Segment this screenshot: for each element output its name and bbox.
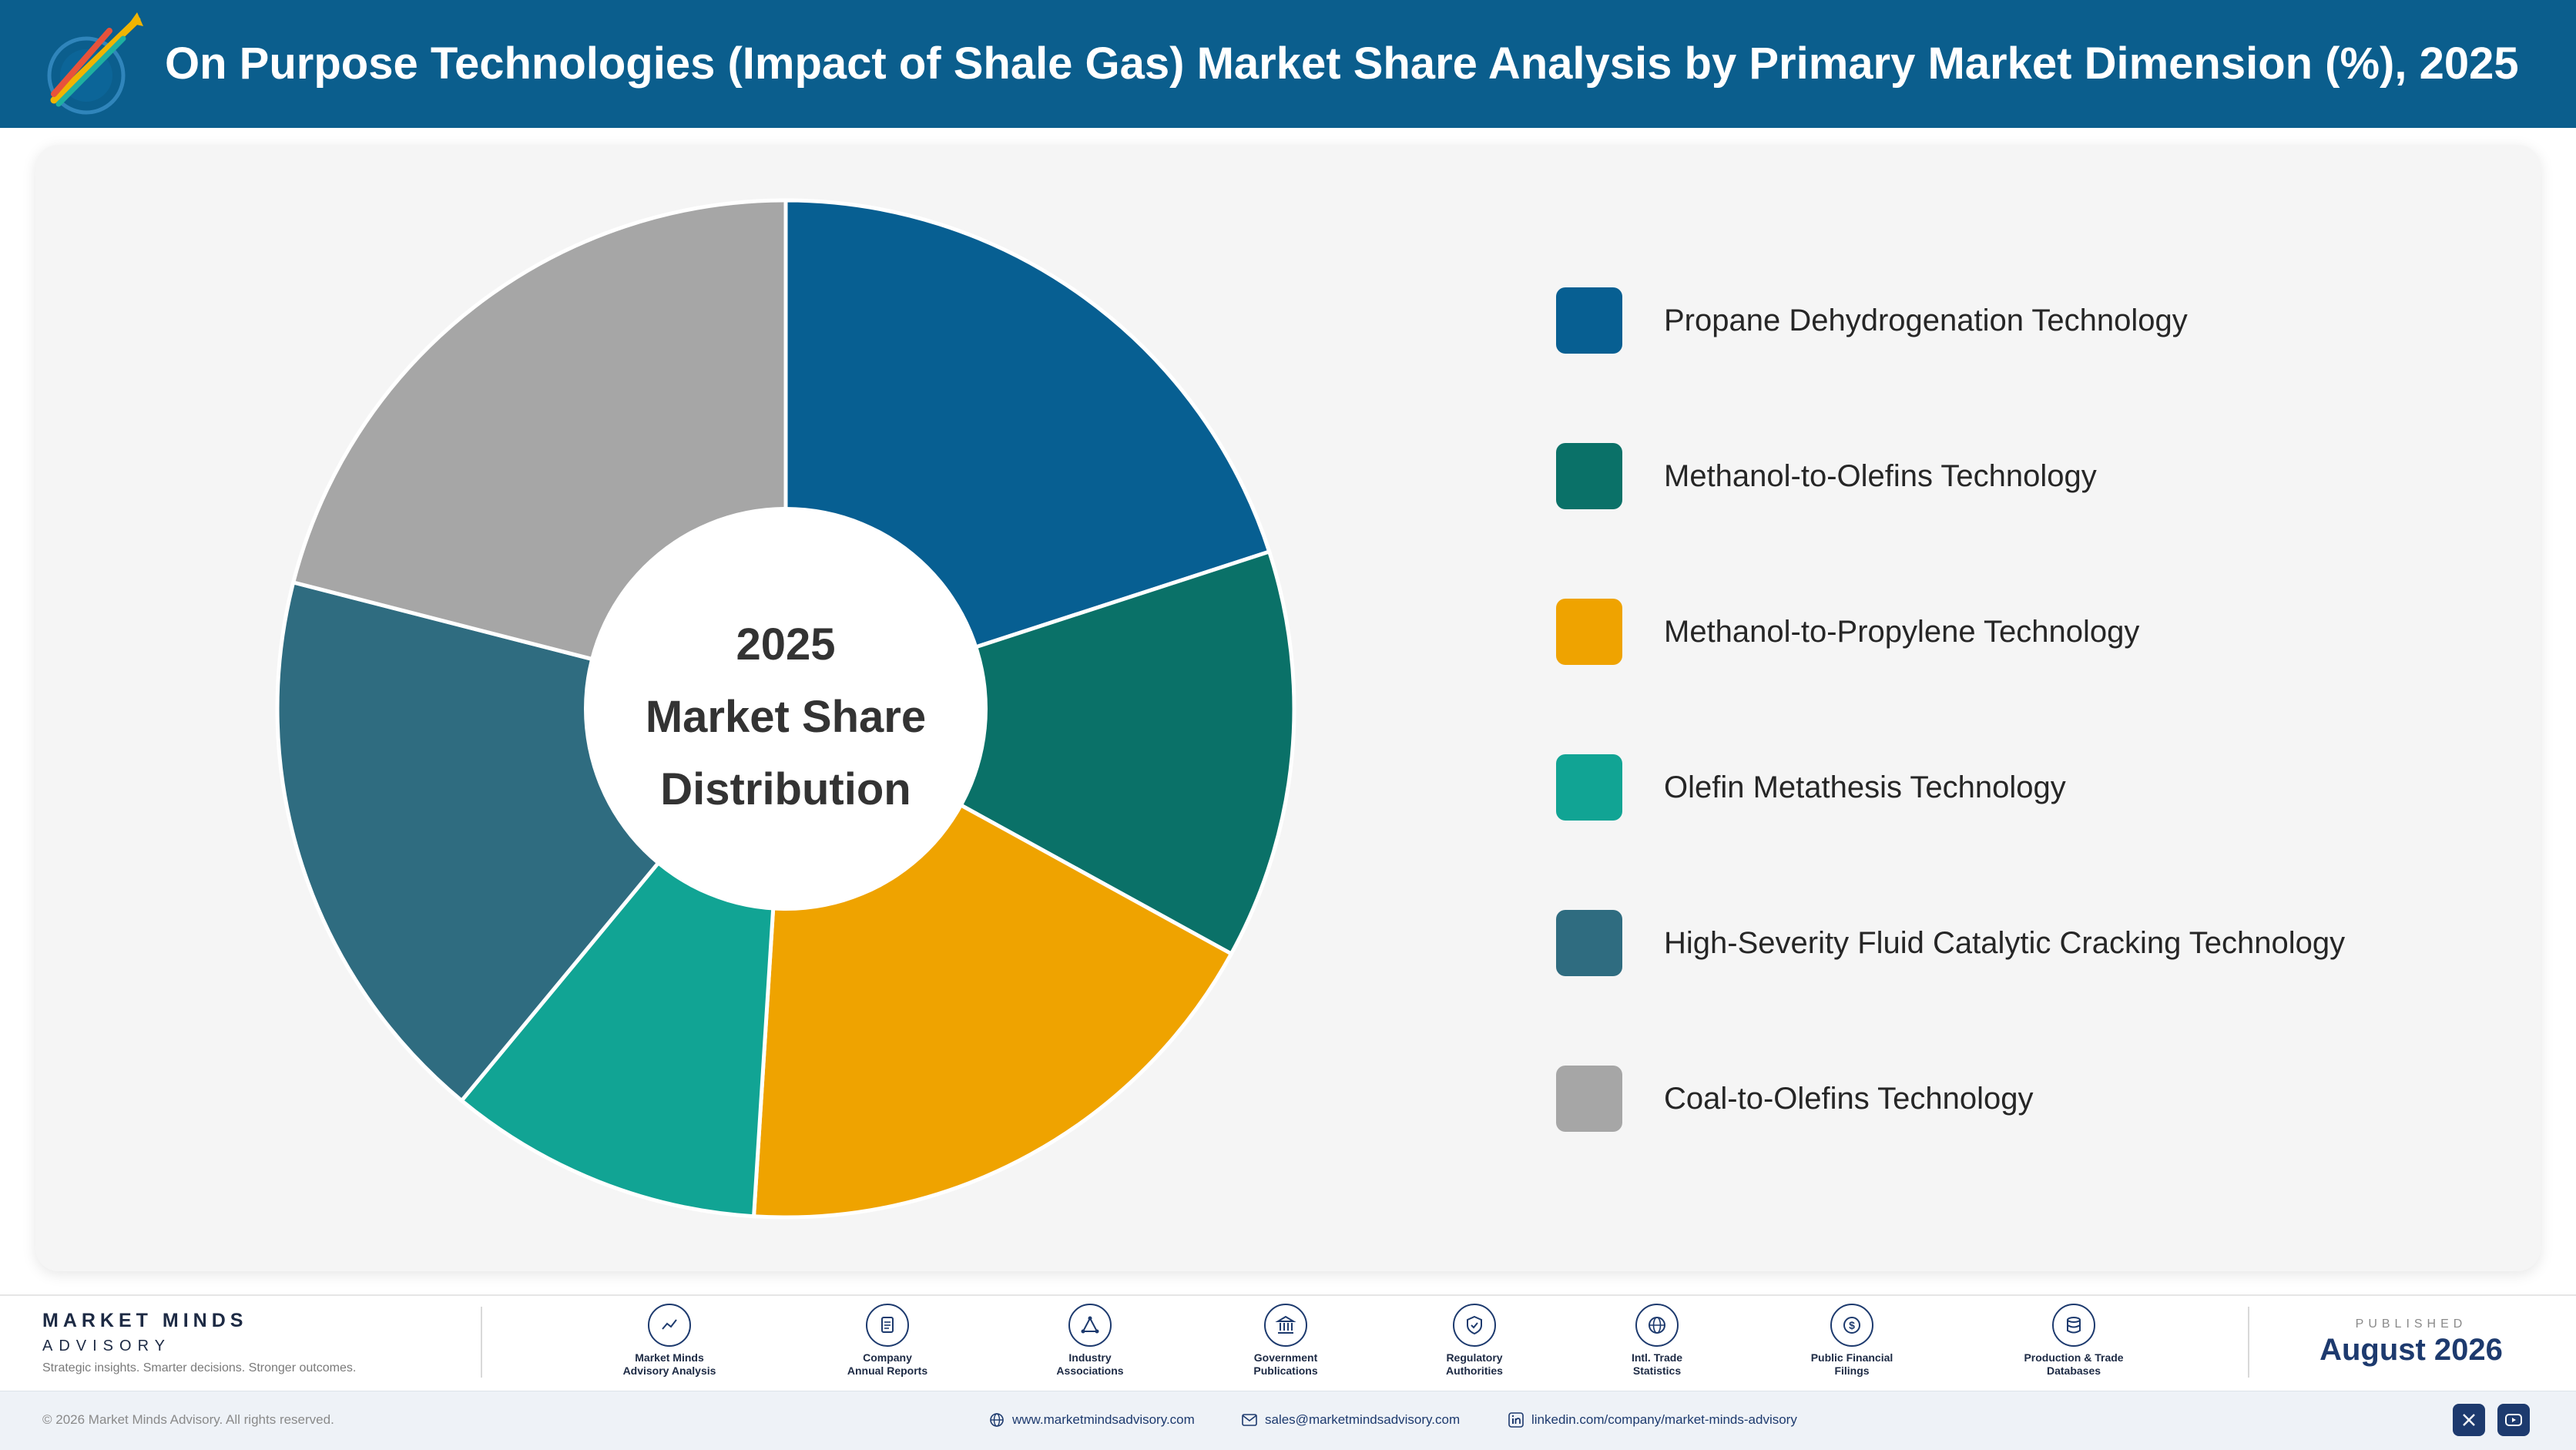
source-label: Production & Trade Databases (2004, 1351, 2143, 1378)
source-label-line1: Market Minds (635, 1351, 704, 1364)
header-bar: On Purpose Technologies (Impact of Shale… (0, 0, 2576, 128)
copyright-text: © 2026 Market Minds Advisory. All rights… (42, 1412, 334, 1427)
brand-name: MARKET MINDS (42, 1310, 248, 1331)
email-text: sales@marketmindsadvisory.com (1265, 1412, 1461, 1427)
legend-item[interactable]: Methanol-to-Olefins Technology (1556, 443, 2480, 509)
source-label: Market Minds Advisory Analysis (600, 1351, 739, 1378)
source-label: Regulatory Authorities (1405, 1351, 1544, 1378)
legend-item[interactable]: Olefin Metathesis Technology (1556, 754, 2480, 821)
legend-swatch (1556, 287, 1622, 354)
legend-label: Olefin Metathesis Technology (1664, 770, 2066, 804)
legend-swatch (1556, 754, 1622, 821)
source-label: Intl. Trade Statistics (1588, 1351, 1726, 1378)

----------

Reproduce every line of the entries above word for word, with the picture left out.

▶ _EXERCISE RESPONSE_:
Segment this screenshot: for each element output its name and bbox.
source-label: Production & Trade Databases (2004, 1351, 2143, 1378)
source-label-line1: Market Minds (635, 1351, 704, 1364)
header-bar: On Purpose Technologies (Impact of Shale… (0, 0, 2576, 128)
copyright-text: © 2026 Market Minds Advisory. All rights… (42, 1412, 334, 1427)
brand-name: MARKET MINDS (42, 1310, 248, 1331)
email-text: sales@marketmindsadvisory.com (1265, 1412, 1461, 1427)
legend-item[interactable]: Methanol-to-Olefins Technology (1556, 443, 2480, 509)
source-label: Market Minds Advisory Analysis (600, 1351, 739, 1378)
source-label: Regulatory Authorities (1405, 1351, 1544, 1378)
legend-item[interactable]: Olefin Metathesis Technology (1556, 754, 2480, 821)
legend-swatch (1556, 287, 1622, 354)
legend-label: Olefin Metathesis Technology (1664, 770, 2066, 804)
legend-swatch (1556, 754, 1622, 821)
source-label: Intl. Trade Statistics (1588, 1351, 1726, 1378)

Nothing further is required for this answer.